### [Exercise prompt]
Output the data below in full, byte for byte. Nothing may differ.

### [Data in this exercise]
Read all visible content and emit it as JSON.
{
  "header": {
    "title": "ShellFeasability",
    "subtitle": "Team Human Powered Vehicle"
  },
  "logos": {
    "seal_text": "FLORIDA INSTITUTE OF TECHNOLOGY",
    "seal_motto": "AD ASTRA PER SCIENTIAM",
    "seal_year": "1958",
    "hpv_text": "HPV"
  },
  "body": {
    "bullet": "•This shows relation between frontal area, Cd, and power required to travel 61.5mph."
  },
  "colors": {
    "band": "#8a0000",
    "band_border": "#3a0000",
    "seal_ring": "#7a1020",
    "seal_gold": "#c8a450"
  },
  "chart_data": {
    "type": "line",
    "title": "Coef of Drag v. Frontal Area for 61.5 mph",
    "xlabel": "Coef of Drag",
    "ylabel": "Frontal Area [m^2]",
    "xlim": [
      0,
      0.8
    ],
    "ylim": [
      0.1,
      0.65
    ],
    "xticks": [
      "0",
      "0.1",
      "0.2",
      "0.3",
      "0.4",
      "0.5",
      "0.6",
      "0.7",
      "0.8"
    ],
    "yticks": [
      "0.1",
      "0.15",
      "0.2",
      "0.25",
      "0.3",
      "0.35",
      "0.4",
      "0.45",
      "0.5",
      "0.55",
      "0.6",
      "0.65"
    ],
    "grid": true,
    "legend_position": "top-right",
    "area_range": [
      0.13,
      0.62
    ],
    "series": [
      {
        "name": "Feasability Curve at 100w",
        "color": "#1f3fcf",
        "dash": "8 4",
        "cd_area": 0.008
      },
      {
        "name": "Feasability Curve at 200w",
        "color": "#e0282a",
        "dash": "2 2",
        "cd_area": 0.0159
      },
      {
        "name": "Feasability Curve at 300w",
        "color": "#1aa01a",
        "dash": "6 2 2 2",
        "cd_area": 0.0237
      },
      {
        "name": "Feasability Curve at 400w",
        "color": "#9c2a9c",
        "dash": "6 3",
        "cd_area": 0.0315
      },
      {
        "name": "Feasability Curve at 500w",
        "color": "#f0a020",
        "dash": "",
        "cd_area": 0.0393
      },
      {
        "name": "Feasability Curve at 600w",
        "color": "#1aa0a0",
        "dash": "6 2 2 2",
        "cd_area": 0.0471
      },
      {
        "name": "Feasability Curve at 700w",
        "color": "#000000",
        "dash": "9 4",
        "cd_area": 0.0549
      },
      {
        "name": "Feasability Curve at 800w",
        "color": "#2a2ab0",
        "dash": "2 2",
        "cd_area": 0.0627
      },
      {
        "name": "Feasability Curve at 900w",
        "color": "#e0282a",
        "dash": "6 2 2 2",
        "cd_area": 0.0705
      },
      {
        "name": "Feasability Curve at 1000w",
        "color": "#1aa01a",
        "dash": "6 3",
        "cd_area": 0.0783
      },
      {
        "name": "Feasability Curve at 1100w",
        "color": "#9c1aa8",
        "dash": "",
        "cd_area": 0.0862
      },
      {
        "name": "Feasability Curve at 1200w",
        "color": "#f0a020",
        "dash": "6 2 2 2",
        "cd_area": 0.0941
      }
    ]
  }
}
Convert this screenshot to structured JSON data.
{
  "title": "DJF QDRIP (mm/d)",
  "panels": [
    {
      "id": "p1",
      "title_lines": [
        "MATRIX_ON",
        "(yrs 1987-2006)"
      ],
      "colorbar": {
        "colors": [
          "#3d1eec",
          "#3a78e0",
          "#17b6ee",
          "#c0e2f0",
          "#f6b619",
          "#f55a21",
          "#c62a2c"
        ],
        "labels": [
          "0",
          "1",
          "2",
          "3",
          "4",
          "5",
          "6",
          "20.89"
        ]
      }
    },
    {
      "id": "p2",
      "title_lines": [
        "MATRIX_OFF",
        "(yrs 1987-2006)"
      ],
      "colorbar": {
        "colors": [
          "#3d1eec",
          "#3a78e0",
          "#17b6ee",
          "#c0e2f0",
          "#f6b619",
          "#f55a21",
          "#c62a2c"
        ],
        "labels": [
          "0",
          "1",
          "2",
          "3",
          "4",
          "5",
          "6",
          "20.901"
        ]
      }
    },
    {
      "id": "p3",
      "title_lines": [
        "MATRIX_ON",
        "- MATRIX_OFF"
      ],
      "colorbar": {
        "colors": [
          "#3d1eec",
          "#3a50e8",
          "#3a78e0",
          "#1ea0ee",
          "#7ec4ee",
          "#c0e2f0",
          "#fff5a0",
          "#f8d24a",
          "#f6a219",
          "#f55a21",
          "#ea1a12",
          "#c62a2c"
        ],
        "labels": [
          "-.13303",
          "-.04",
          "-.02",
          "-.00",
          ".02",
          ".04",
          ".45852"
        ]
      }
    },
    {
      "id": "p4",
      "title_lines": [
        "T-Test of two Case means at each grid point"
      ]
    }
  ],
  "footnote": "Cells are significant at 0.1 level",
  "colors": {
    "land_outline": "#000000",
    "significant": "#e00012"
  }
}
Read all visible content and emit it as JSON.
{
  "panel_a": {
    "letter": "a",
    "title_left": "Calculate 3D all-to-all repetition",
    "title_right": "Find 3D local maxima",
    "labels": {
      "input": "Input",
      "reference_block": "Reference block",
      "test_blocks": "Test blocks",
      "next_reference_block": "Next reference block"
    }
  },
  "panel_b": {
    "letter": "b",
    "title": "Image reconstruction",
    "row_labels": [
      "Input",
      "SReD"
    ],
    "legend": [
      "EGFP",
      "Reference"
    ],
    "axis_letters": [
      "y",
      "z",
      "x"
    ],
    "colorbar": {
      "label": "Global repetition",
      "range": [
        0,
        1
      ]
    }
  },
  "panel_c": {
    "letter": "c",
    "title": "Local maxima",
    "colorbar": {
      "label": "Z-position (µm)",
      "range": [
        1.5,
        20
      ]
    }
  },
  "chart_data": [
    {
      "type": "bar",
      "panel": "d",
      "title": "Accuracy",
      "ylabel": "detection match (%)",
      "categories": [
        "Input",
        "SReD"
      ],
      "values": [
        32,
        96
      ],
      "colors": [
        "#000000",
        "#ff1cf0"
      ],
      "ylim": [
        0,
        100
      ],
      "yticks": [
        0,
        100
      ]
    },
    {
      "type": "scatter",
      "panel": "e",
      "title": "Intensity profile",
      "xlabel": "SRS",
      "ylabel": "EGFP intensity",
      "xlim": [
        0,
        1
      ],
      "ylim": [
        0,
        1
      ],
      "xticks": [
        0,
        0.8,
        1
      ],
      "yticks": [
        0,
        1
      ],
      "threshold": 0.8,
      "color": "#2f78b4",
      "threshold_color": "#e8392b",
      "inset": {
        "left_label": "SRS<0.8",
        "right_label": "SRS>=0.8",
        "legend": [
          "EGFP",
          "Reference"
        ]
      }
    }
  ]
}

### [Task response]
Read all visible content and emit it as JSON.
{
  "header": {
    "title": "ShellFeasability",
    "subtitle": "Team Human Powered Vehicle"
  },
  "logos": {
    "seal_text": "FLORIDA INSTITUTE OF TECHNOLOGY",
    "seal_motto": "AD ASTRA PER SCIENTIAM",
    "seal_year": "1958",
    "hpv_text": "HPV"
  },
  "body": {
    "bullet": "•This shows relation between frontal area, Cd, and power required to travel 61.5mph."
  },
  "colors": {
    "band": "#8a0000",
    "band_border": "#3a0000",
    "seal_ring": "#7a1020",
    "seal_gold": "#c8a450"
  },
  "chart_data": {
    "type": "line",
    "title": "Coef of Drag v. Frontal Area for 61.5 mph",
    "xlabel": "Coef of Drag",
    "ylabel": "Frontal Area [m^2]",
    "xlim": [
      0,
      0.8
    ],
    "ylim": [
      0.1,
      0.65
    ],
    "xticks": [
      "0",
      "0.1",
      "0.2",
      "0.3",
      "0.4",
      "0.5",
      "0.6",
      "0.7",
      "0.8"
    ],
    "yticks": [
      "0.1",
      "0.15",
      "0.2",
      "0.25",
      "0.3",
      "0.35",
      "0.4",
      "0.45",
      "0.5",
      "0.55",
      "0.6",
      "0.65"
    ],
    "grid": true,
    "legend_position": "top-right",
    "area_range": [
      0.13,
      0.62
    ],
    "series": [
      {
        "name": "Feasability Curve at 100w",
        "color": "#1f3fcf",
        "dash": "8 4",
        "cd_area": 0.008
      },
      {
        "name": "Feasability Curve at 200w",
        "color": "#e0282a",
        "dash": "2 2",
        "cd_area": 0.0159
      },
      {
        "name": "Feasability Curve at 300w",
        "color": "#1aa01a",
        "dash": "6 2 2 2",
        "cd_area": 0.0237
      },
      {
        "name": "Feasability Curve at 400w",
        "color": "#9c2a9c",
        "dash": "6 3",
        "cd_area": 0.0315
      },
      {
        "name": "Feasability Curve at 500w",
        "color": "#f0a020",
        "dash": "",
        "cd_area": 0.0393
      },
      {
        "name": "Feasability Curve at 600w",
        "color": "#1aa0a0",
        "dash": "6 2 2 2",
        "cd_area": 0.0471
      },
      {
        "name": "Feasability Curve at 700w",
        "color": "#000000",
        "dash": "9 4",
        "cd_area": 0.0549
      },
      {
        "name": "Feasability Curve at 800w",
        "color": "#2a2ab0",
        "dash": "2 2",
        "cd_area": 0.0627
      },
      {
        "name": "Feasability Curve at 900w",
        "color": "#e0282a",
        "dash": "6 2 2 2",
        "cd_area": 0.0705
      },
      {
        "name": "Feasability Curve at 1000w",
        "color": "#1aa01a",
        "dash": "6 3",
        "cd_area": 0.0783
      },
      {
        "name": "Feasability Curve at 1100w",
        "color": "#9c1aa8",
        "dash": "",
        "cd_area": 0.0862
      },
      {
        "name": "Feasability Curve at 1200w",
        "color": "#f0a020",
        "dash": "6 2 2 2",
        "cd_area": 0.0941
      }
    ]
  }
}
Convert this screenshot to structured JSON data.
{
  "title": "DJF QDRIP (mm/d)",
  "panels": [
    {
      "id": "p1",
      "title_lines": [
        "MATRIX_ON",
        "(yrs 1987-2006)"
      ],
      "colorbar": {
        "colors": [
          "#3d1eec",
          "#3a78e0",
          "#17b6ee",
          "#c0e2f0",
          "#f6b619",
          "#f55a21",
          "#c62a2c"
        ],
        "labels": [
          "0",
          "1",
          "2",
          "3",
          "4",
          "5",
          "6",
          "20.89"
        ]
      }
    },
    {
      "id": "p2",
      "title_lines": [
        "MATRIX_OFF",
        "(yrs 1987-2006)"
      ],
      "colorbar": {
        "colors": [
          "#3d1eec",
          "#3a78e0",
          "#17b6ee",
          "#c0e2f0",
          "#f6b619",
          "#f55a21",
          "#c62a2c"
        ],
        "labels": [
          "0",
          "1",
          "2",
          "3",
          "4",
          "5",
          "6",
          "20.901"
        ]
      }
    },
    {
      "id": "p3",
      "title_lines": [
        "MATRIX_ON",
        "- MATRIX_OFF"
      ],
      "colorbar": {
        "colors": [
          "#3d1eec",
          "#3a50e8",
          "#3a78e0",
          "#1ea0ee",
          "#7ec4ee",
          "#c0e2f0",
          "#fff5a0",
          "#f8d24a",
          "#f6a219",
          "#f55a21",
          "#ea1a12",
          "#c62a2c"
        ],
        "labels": [
          "-.13303",
          "-.04",
          "-.02",
          "-.00",
          ".02",
          ".04",
          ".45852"
        ]
      }
    },
    {
      "id": "p4",
      "title_lines": [
        "T-Test of two Case means at each grid point"
      ]
    }
  ],
  "footnote": "Cells are significant at 0.1 level",
  "colors": {
    "land_outline": "#000000",
    "significant": "#e00012"
  }
}
Read all visible content and emit it as JSON.
{
  "panel_a": {
    "letter": "a",
    "title_left": "Calculate 3D all-to-all repetition",
    "title_right": "Find 3D local maxima",
    "labels": {
      "input": "Input",
      "reference_block": "Reference block",
      "test_blocks": "Test blocks",
      "next_reference_block": "Next reference block"
    }
  },
  "panel_b": {
    "letter": "b",
    "title": "Image reconstruction",
    "row_labels": [
      "Input",
      "SReD"
    ],
    "legend": [
      "EGFP",
      "Reference"
    ],
    "axis_letters": [
      "y",
      "z",
      "x"
    ],
    "colorbar": {
      "label": "Global repetition",
      "range": [
        0,
        1
      ]
    }
  },
  "panel_c": {
    "letter": "c",
    "title": "Local maxima",
    "colorbar": {
      "label": "Z-position (µm)",
      "range": [
        1.5,
        20
      ]
    }
  },
  "chart_data": [
    {
      "type": "bar",
      "panel": "d",
      "title": "Accuracy",
      "ylabel": "detection match (%)",
      "categories": [
        "Input",
        "SReD"
      ],
      "values": [
        32,
        96
      ],
      "colors": [
        "#000000",
        "#ff1cf0"
      ],
      "ylim": [
        0,
        100
      ],
      "yticks": [
        0,
        100
      ]
    },
    {
      "type": "scatter",
      "panel": "e",
      "title": "Intensity profile",
      "xlabel": "SRS",
      "ylabel": "EGFP intensity",
      "xlim": [
        0,
        1
      ],
      "ylim": [
        0,
        1
      ],
      "xticks": [
        0,
        0.8,
        1
      ],
      "yticks": [
        0,
        1
      ],
      "threshold": 0.8,
      "color": "#2f78b4",
      "threshold_color": "#e8392b",
      "inset": {
        "left_label": "SRS<0.8",
        "right_label": "SRS>=0.8",
        "legend": [
          "EGFP",
          "Reference"
        ]
      }
    }
  ]
}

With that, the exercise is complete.